Stored dataset items:
++++++++++++++++++++

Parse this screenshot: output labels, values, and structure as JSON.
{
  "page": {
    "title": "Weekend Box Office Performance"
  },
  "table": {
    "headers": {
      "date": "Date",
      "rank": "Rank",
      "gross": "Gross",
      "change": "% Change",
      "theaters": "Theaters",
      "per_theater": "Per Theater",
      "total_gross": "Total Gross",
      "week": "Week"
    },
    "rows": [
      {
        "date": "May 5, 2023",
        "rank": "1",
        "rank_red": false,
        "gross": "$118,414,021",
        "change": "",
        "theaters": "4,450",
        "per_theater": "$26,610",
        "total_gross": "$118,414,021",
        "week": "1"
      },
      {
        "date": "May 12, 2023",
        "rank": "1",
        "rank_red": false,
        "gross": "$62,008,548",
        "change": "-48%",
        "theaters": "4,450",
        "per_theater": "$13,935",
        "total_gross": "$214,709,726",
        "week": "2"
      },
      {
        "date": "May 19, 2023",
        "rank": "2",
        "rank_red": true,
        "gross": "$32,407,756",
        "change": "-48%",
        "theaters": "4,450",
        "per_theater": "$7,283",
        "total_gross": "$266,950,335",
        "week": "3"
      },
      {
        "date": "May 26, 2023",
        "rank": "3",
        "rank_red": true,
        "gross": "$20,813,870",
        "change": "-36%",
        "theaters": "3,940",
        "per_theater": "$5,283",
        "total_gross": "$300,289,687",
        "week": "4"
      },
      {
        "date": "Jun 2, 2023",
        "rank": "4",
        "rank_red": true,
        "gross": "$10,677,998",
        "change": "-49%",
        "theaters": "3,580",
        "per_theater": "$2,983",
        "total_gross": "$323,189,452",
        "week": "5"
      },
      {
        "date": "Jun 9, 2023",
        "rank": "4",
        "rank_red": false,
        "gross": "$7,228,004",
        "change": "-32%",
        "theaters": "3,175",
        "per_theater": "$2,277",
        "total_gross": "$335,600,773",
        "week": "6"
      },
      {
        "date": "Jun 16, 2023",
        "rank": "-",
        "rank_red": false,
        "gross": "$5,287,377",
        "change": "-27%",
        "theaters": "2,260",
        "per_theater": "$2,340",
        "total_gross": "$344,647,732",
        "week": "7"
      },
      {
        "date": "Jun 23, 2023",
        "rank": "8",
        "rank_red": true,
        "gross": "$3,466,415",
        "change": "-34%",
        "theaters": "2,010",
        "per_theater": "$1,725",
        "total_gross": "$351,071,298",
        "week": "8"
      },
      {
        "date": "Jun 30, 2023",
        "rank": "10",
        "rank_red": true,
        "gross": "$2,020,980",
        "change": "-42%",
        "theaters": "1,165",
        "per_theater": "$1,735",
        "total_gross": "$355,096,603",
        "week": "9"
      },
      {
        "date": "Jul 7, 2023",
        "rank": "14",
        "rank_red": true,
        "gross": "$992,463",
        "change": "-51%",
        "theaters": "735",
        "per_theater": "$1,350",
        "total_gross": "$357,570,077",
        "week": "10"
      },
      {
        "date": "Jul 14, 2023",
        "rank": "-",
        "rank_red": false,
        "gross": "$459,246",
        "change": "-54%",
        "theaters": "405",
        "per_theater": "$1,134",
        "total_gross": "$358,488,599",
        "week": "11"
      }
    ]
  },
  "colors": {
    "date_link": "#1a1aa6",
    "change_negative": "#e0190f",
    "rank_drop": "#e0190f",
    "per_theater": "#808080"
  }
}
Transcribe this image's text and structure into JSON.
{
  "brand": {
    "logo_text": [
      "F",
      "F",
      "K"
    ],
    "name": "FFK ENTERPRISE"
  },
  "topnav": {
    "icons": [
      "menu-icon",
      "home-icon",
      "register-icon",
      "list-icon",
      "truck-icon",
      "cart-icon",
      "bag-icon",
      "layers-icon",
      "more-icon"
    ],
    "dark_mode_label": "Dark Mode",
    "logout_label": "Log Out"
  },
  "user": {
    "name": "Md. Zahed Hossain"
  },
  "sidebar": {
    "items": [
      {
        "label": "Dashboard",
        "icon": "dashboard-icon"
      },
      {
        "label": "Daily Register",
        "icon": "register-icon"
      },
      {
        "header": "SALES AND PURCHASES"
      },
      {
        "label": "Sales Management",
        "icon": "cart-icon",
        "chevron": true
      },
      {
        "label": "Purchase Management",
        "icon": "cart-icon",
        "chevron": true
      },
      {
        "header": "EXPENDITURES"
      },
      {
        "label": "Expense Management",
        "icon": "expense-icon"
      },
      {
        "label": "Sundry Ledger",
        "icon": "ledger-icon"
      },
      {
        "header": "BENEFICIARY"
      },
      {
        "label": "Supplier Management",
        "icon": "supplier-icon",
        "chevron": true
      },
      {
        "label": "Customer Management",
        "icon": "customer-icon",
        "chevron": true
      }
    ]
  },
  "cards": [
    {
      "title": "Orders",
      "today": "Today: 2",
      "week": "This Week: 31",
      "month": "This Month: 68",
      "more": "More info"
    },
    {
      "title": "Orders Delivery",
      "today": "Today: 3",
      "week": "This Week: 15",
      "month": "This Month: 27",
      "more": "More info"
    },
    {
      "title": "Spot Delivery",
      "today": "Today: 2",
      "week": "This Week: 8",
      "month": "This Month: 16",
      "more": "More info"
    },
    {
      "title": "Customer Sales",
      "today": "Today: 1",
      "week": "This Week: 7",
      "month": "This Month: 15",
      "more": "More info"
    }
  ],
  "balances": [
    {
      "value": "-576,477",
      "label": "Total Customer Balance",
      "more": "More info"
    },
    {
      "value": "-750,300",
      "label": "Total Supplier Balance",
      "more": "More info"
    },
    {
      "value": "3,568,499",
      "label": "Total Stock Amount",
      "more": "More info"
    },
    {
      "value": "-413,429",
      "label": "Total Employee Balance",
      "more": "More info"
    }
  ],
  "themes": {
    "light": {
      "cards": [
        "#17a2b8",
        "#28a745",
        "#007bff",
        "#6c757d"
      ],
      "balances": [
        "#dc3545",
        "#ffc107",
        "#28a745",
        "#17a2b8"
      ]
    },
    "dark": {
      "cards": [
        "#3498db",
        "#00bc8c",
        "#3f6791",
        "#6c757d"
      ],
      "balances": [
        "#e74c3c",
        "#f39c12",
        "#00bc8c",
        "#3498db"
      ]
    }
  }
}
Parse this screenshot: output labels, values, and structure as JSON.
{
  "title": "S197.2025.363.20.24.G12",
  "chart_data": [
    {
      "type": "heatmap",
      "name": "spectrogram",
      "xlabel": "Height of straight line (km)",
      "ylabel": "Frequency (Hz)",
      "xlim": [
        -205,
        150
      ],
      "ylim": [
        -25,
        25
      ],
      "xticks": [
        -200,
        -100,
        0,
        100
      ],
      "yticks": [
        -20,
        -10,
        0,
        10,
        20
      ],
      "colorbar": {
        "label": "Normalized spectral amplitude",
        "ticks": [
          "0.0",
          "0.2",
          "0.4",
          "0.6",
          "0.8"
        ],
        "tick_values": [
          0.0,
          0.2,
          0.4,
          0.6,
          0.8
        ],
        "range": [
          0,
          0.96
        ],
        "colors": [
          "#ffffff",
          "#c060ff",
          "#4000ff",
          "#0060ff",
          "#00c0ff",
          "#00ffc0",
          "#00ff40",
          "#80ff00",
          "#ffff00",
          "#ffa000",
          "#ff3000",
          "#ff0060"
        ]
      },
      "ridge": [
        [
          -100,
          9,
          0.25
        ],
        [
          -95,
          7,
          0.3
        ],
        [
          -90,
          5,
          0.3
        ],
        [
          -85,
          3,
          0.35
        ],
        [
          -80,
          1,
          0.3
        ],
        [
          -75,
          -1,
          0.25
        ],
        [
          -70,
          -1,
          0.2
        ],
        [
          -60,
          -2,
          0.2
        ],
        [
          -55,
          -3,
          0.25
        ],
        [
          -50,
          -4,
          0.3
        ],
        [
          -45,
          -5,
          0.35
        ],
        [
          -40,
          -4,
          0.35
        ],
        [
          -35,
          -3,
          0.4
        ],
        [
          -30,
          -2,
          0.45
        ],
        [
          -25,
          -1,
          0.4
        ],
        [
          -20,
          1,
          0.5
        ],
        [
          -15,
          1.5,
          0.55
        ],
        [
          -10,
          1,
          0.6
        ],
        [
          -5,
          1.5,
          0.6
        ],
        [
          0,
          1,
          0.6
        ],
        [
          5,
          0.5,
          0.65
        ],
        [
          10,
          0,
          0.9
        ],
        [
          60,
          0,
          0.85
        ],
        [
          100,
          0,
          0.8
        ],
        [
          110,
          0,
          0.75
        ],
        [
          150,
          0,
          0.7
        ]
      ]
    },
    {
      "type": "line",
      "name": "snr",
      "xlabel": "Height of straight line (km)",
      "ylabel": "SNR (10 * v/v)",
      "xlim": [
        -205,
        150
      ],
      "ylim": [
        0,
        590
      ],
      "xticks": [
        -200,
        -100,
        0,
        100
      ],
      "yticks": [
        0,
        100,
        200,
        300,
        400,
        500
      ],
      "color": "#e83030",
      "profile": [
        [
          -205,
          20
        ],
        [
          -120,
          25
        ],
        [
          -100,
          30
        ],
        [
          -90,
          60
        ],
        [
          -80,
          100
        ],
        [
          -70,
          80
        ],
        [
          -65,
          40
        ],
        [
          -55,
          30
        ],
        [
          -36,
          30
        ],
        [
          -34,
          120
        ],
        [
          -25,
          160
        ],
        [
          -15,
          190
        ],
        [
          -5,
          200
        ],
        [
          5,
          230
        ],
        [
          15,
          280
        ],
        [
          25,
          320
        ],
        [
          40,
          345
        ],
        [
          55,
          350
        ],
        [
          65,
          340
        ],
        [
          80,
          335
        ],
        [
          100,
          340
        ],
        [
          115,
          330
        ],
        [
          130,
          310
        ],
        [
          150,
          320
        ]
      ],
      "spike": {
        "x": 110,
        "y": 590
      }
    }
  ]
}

++++++++++++++++++++

▸ **Written problem**
Working from the material above, state how many lines contain "theaters"; give only the number.

▸ **Final answer**
12